### GIVEN REQUEST
Look through the records below, and copy out every line that holds the string "this".

+++

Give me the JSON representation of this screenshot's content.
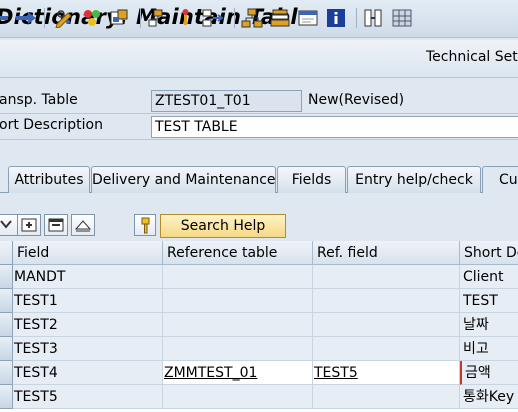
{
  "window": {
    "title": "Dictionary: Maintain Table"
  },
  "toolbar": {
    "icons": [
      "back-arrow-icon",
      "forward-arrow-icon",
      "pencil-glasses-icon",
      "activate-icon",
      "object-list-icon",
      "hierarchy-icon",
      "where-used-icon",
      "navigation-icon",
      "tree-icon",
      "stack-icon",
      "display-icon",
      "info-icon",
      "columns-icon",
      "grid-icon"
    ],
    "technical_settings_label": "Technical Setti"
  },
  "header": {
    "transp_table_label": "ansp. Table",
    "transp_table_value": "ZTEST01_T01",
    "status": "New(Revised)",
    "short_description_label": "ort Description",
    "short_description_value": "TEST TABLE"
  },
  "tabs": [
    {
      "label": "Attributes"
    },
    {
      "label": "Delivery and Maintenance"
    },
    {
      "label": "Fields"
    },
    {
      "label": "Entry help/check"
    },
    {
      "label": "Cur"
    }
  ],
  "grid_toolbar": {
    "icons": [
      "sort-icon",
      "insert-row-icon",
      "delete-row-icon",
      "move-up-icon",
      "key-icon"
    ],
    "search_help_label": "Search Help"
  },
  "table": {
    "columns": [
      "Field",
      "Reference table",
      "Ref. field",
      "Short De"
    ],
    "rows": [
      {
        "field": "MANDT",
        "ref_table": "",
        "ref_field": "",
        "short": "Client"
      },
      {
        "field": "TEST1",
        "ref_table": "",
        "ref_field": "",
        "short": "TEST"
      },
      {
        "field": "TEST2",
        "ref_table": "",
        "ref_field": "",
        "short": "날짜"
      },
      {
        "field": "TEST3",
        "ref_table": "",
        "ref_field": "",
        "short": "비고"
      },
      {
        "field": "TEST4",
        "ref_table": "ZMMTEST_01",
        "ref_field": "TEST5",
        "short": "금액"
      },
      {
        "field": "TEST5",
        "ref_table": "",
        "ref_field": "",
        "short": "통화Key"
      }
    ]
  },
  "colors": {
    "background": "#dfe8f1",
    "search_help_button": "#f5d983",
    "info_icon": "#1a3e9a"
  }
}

+++

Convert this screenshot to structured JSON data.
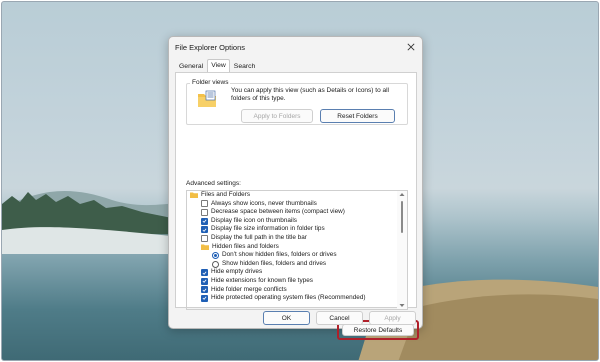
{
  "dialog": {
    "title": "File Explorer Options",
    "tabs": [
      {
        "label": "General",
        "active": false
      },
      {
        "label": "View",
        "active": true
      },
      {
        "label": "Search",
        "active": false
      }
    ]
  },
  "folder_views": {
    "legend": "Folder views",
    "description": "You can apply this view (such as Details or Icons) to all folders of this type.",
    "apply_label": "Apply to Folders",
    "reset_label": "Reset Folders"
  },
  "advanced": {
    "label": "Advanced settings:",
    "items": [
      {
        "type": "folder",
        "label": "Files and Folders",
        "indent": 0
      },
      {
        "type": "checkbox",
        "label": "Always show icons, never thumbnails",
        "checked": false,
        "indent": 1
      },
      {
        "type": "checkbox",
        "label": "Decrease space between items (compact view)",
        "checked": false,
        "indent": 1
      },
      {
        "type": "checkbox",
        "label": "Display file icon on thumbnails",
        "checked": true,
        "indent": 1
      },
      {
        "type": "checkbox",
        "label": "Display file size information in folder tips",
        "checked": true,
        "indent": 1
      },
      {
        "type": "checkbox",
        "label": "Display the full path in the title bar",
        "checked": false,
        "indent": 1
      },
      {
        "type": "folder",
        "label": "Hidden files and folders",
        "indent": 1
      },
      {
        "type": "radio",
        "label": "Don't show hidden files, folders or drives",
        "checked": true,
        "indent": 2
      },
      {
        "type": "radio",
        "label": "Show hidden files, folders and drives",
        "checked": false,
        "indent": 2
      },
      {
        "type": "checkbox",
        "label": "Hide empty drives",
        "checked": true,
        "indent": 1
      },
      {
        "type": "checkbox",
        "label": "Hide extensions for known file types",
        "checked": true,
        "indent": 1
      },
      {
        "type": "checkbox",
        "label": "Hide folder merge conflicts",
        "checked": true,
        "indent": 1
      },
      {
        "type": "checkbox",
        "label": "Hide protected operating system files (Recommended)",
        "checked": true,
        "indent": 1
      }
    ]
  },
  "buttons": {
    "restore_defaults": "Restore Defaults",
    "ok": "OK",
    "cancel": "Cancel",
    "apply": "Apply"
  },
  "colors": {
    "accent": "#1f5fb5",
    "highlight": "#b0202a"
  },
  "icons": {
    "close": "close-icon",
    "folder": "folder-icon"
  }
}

+++

### CORRECT RESULT
Give me the JSON representation of this screenshot's content.
Convert this screenshot to structured JSON data.
    "description": "You can apply this view (such as Details or Icons) to all folders of this type.",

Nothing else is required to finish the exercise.